▶ Exercise brief
Extract all lines that hold "Score" from the records below.
"""
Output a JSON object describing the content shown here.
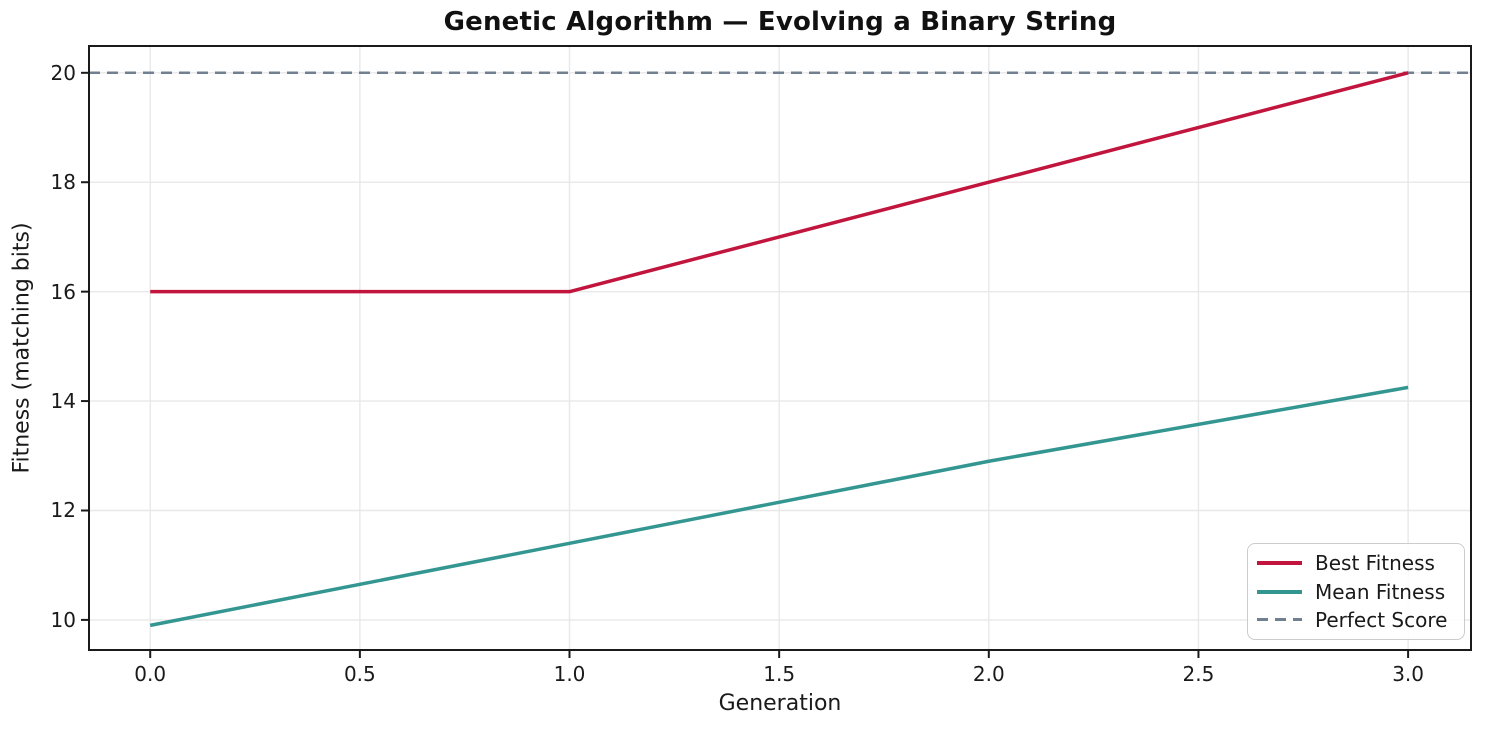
{
  "chart_data": {
    "type": "line",
    "title": "Genetic Algorithm — Evolving a Binary String",
    "xlabel": "Generation",
    "ylabel": "Fitness (matching bits)",
    "x": [
      0,
      1,
      2,
      3
    ],
    "series": [
      {
        "name": "Best Fitness",
        "values": [
          16,
          16,
          18,
          20
        ],
        "color": "#c1153d",
        "style": "solid",
        "width": 3.5
      },
      {
        "name": "Mean Fitness",
        "values": [
          9.9,
          11.4,
          12.9,
          14.25
        ],
        "color": "#349691",
        "style": "solid",
        "width": 3.5
      }
    ],
    "reference_lines": [
      {
        "name": "Perfect Score",
        "value": 20,
        "color": "#708090",
        "style": "dashed",
        "width": 2.5
      }
    ],
    "xlim": [
      -0.146,
      3.15
    ],
    "ylim": [
      9.45,
      20.49
    ],
    "xticks": {
      "values": [
        0,
        0.5,
        1,
        1.5,
        2,
        2.5,
        3
      ],
      "labels": [
        "0.0",
        "0.5",
        "1.0",
        "1.5",
        "2.0",
        "2.5",
        "3.0"
      ]
    },
    "yticks": {
      "values": [
        10,
        12,
        14,
        16,
        18,
        20
      ],
      "labels": [
        "10",
        "12",
        "14",
        "16",
        "18",
        "20"
      ]
    },
    "grid": true,
    "grid_color": "#e8e8e8",
    "spine_color": "#1a1a1a",
    "text_color": "#1a1a1a",
    "legend": {
      "position": "lower right",
      "entries": [
        {
          "label": "Best Fitness",
          "color": "#c1153d",
          "style": "solid"
        },
        {
          "label": "Mean Fitness",
          "color": "#349691",
          "style": "solid"
        },
        {
          "label": "Perfect Score",
          "color": "#708090",
          "style": "dashed"
        }
      ]
    }
  }
}
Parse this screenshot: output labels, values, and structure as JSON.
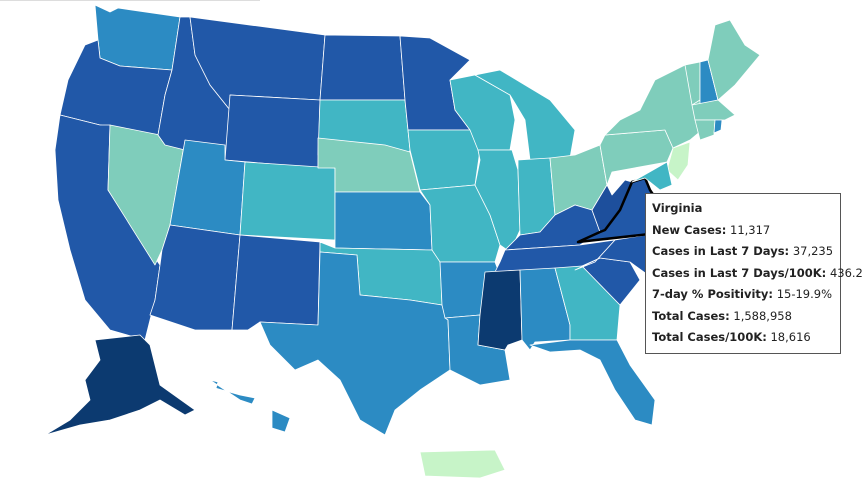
{
  "tooltip": {
    "title": "Virginia",
    "rows": [
      {
        "label": "New Cases:",
        "value": "11,317"
      },
      {
        "label": "Cases in Last 7 Days:",
        "value": "37,235"
      },
      {
        "label": "Cases in Last 7 Days/100K:",
        "value": "436.2"
      },
      {
        "label": "7-day % Positivity:",
        "value": "15-19.9%"
      },
      {
        "label": "Total Cases:",
        "value": "1,588,958"
      },
      {
        "label": "Total Cases/100K:",
        "value": "18,616"
      }
    ]
  }
}
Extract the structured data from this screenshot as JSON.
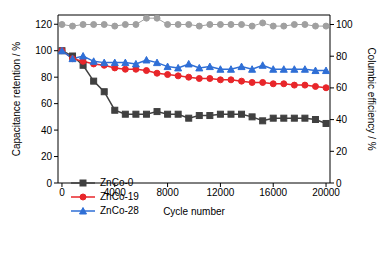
{
  "chart_data": {
    "type": "line",
    "x_label": "Cycle number",
    "y_label": "Capacitance retention / %",
    "y2_label": "Columbic efficiency / %",
    "xlim": [
      -300,
      20300
    ],
    "xticks": [
      0,
      4000,
      8000,
      12000,
      16000,
      20000
    ],
    "ylim": [
      0,
      127
    ],
    "yticks": [
      0,
      20,
      40,
      60,
      80,
      100,
      120
    ],
    "y2lim": [
      0,
      106
    ],
    "y2ticks": [
      0,
      20,
      40,
      60,
      80,
      100
    ],
    "grid": false,
    "legend": "lower left",
    "x": [
      0,
      800,
      1600,
      2400,
      3200,
      4000,
      4800,
      5600,
      6400,
      7200,
      8000,
      8800,
      9600,
      10400,
      11200,
      12000,
      12800,
      13600,
      14400,
      15200,
      16000,
      16800,
      17600,
      18400,
      19200,
      20000
    ],
    "series": [
      {
        "name": "ZnCo-0",
        "color": "#404040",
        "marker": "square",
        "line_style": "solid",
        "values": [
          100,
          96,
          89,
          77,
          69,
          55,
          52,
          52,
          52,
          54,
          52,
          52,
          49,
          51,
          51,
          52,
          52,
          52,
          50,
          47,
          49,
          49,
          49,
          49,
          48,
          45
        ]
      },
      {
        "name": "ZnCo-19",
        "color": "#e8262a",
        "marker": "circle",
        "line_style": "solid",
        "values": [
          100,
          94,
          92,
          90,
          89,
          87,
          86,
          86,
          85,
          83,
          82,
          81,
          80,
          79,
          79,
          78,
          78,
          77,
          76,
          76,
          75,
          75,
          74,
          74,
          73,
          72
        ]
      },
      {
        "name": "ZnCo-28",
        "color": "#2f6fd6",
        "marker": "triangle",
        "line_style": "solid",
        "values": [
          100,
          94,
          96,
          92,
          91,
          91,
          91,
          90,
          93,
          91,
          88,
          87,
          90,
          87,
          88,
          86,
          86,
          88,
          86,
          89,
          86,
          86,
          86,
          86,
          85,
          85
        ]
      },
      {
        "color": "#a0a0a0",
        "marker": "circle",
        "line_style": "solid",
        "axis": "y2",
        "values": [
          100,
          99,
          100,
          100,
          100,
          99,
          100,
          100,
          104,
          104,
          100,
          100,
          100,
          99,
          100,
          100,
          100,
          100,
          99,
          101,
          99,
          99,
          100,
          100,
          99,
          99
        ]
      }
    ]
  }
}
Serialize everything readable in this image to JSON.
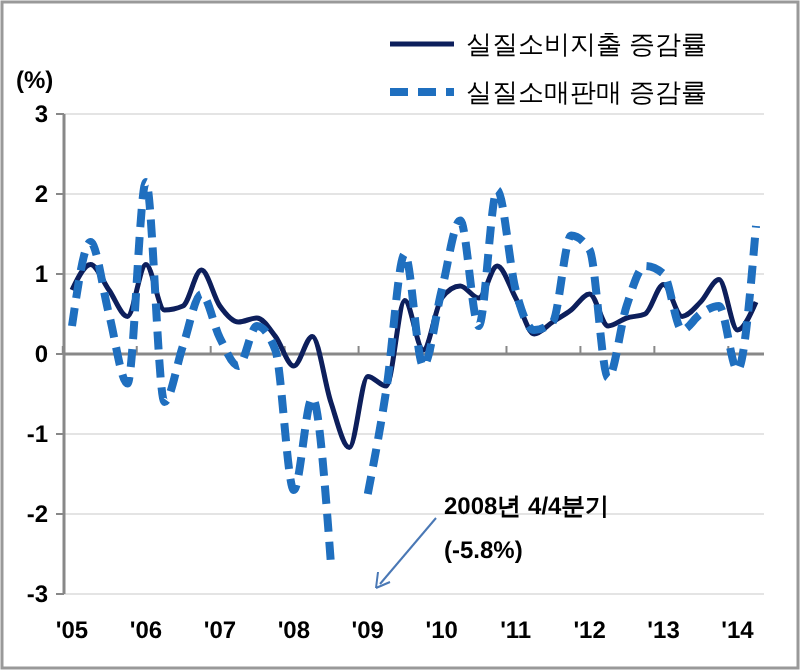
{
  "chart_data": {
    "type": "line",
    "ylabel": "(%)",
    "categories": [
      "'05",
      null,
      null,
      null,
      "'06",
      null,
      null,
      null,
      "'07",
      null,
      null,
      null,
      "'08",
      null,
      null,
      null,
      "'09",
      null,
      null,
      null,
      "'10",
      null,
      null,
      null,
      "'11",
      null,
      null,
      null,
      "'12",
      null,
      null,
      null,
      "'13",
      null,
      null,
      null,
      "'14",
      null
    ],
    "series": [
      {
        "name": "실질소비지출 증감률",
        "color": "#0d1f5c",
        "line_style": "solid",
        "values": [
          0.8,
          1.12,
          0.8,
          0.47,
          1.12,
          0.55,
          0.6,
          1.05,
          0.6,
          0.4,
          0.45,
          0.22,
          -0.15,
          0.22,
          -0.6,
          -1.17,
          -0.28,
          -0.4,
          0.67,
          0.05,
          0.7,
          0.85,
          0.7,
          1.1,
          0.7,
          0.25,
          0.4,
          0.55,
          0.75,
          0.35,
          0.45,
          0.5,
          0.87,
          0.47,
          0.65,
          0.93,
          0.3,
          0.65
        ]
      },
      {
        "name": "실질소매판매 증감률",
        "color": "#1f6fbf",
        "line_style": "dashed",
        "values": [
          0.35,
          1.4,
          0.5,
          -0.37,
          2.15,
          -0.6,
          0.1,
          0.75,
          0.2,
          -0.15,
          0.35,
          0.05,
          -1.7,
          -0.55,
          -2.6,
          null,
          -1.75,
          -0.45,
          1.25,
          -0.15,
          0.8,
          1.67,
          0.35,
          2.05,
          0.8,
          0.3,
          0.4,
          1.48,
          1.3,
          -0.3,
          0.6,
          1.1,
          1.0,
          0.3,
          0.5,
          0.6,
          -0.2,
          1.6
        ]
      }
    ],
    "ylim": [
      -3,
      3
    ],
    "yticks": [
      -3,
      -2,
      -1,
      0,
      1,
      2,
      3
    ],
    "grid": "y",
    "legend": "top right",
    "annotations": [
      "2008년 4/4분기\n(-5.8%)"
    ]
  }
}
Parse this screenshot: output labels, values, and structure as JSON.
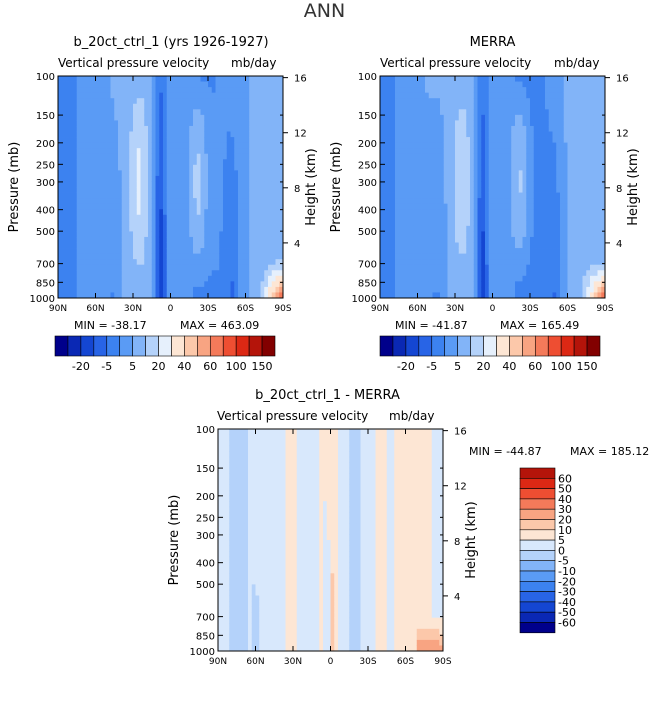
{
  "page": {
    "title": "ANN"
  },
  "chart_data": [
    {
      "type": "heatmap",
      "title": "b_20ct_ctrl_1 (yrs 1926-1927)",
      "subtitle_left": "Vertical pressure velocity",
      "units": "mb/day",
      "xlabel": "",
      "ylabel": "Pressure (mb)",
      "ylabel_right": "Height (km)",
      "x_ticks": [
        "90N",
        "60N",
        "30N",
        "0",
        "30S",
        "60S",
        "90S"
      ],
      "y_ticks": [
        "100",
        "150",
        "200",
        "250",
        "300",
        "400",
        "500",
        "700",
        "850",
        "1000"
      ],
      "y_ticks_right": [
        "16",
        "12",
        "8",
        "4"
      ],
      "y_scale": "log",
      "ylim": [
        1000,
        100
      ],
      "xlim": [
        90,
        -90
      ],
      "min_label": "MIN = -38.17",
      "max_label": "MAX = 463.09",
      "colorbar": {
        "orientation": "horizontal",
        "tick_labels": [
          "-20",
          "-5",
          "5",
          "20",
          "40",
          "60",
          "100",
          "150"
        ]
      }
    },
    {
      "type": "heatmap",
      "title": "MERRA",
      "subtitle_left": "Vertical pressure velocity",
      "units": "mb/day",
      "xlabel": "",
      "ylabel": "Pressure (mb)",
      "ylabel_right": "Height (km)",
      "x_ticks": [
        "90N",
        "60N",
        "30N",
        "0",
        "30S",
        "60S",
        "90S"
      ],
      "y_ticks": [
        "100",
        "150",
        "200",
        "250",
        "300",
        "400",
        "500",
        "700",
        "850",
        "1000"
      ],
      "y_ticks_right": [
        "16",
        "12",
        "8",
        "4"
      ],
      "y_scale": "log",
      "ylim": [
        1000,
        100
      ],
      "xlim": [
        90,
        -90
      ],
      "min_label": "MIN = -41.87",
      "max_label": "MAX = 165.49",
      "colorbar": {
        "orientation": "horizontal",
        "tick_labels": [
          "-20",
          "-5",
          "5",
          "20",
          "40",
          "60",
          "100",
          "150"
        ]
      }
    },
    {
      "type": "heatmap",
      "title": "b_20ct_ctrl_1 - MERRA",
      "subtitle_left": "Vertical pressure velocity",
      "units": "mb/day",
      "xlabel": "",
      "ylabel": "Pressure (mb)",
      "ylabel_right": "Height (km)",
      "x_ticks": [
        "90N",
        "60N",
        "30N",
        "0",
        "30S",
        "60S",
        "90S"
      ],
      "y_ticks": [
        "100",
        "150",
        "200",
        "250",
        "300",
        "400",
        "500",
        "700",
        "850",
        "1000"
      ],
      "y_ticks_right": [
        "16",
        "12",
        "8",
        "4"
      ],
      "y_scale": "log",
      "ylim": [
        1000,
        100
      ],
      "xlim": [
        90,
        -90
      ],
      "min_label": "MIN = -44.87",
      "max_label": "MAX = 185.12",
      "colorbar": {
        "orientation": "vertical",
        "tick_labels": [
          "60",
          "50",
          "40",
          "30",
          "20",
          "10",
          "5",
          "0",
          "-5",
          "-10",
          "-20",
          "-30",
          "-40",
          "-50",
          "-60"
        ]
      }
    }
  ],
  "palettes": {
    "full": [
      "#00008b",
      "#0a28b4",
      "#1446d2",
      "#2864e6",
      "#3c82f0",
      "#5a9bf5",
      "#82b4f8",
      "#b4d2fa",
      "#e6f0fc",
      "#fde6d4",
      "#fcc8aa",
      "#f8a482",
      "#f47a5a",
      "#ee4e32",
      "#dc2814",
      "#b4140a",
      "#820000"
    ],
    "diff": [
      "#00008b",
      "#0a28b4",
      "#1446d2",
      "#2864e6",
      "#3c82f0",
      "#5a9bf5",
      "#82b4f8",
      "#b4d2fa",
      "#d8e8fc",
      "#fde6d4",
      "#fcc8aa",
      "#f8a482",
      "#f47a5a",
      "#ee4e32",
      "#dc2814",
      "#b4140a"
    ]
  }
}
"""
▶ Task response
        "name": "Perfect Score",
          "label": "Perfect Score",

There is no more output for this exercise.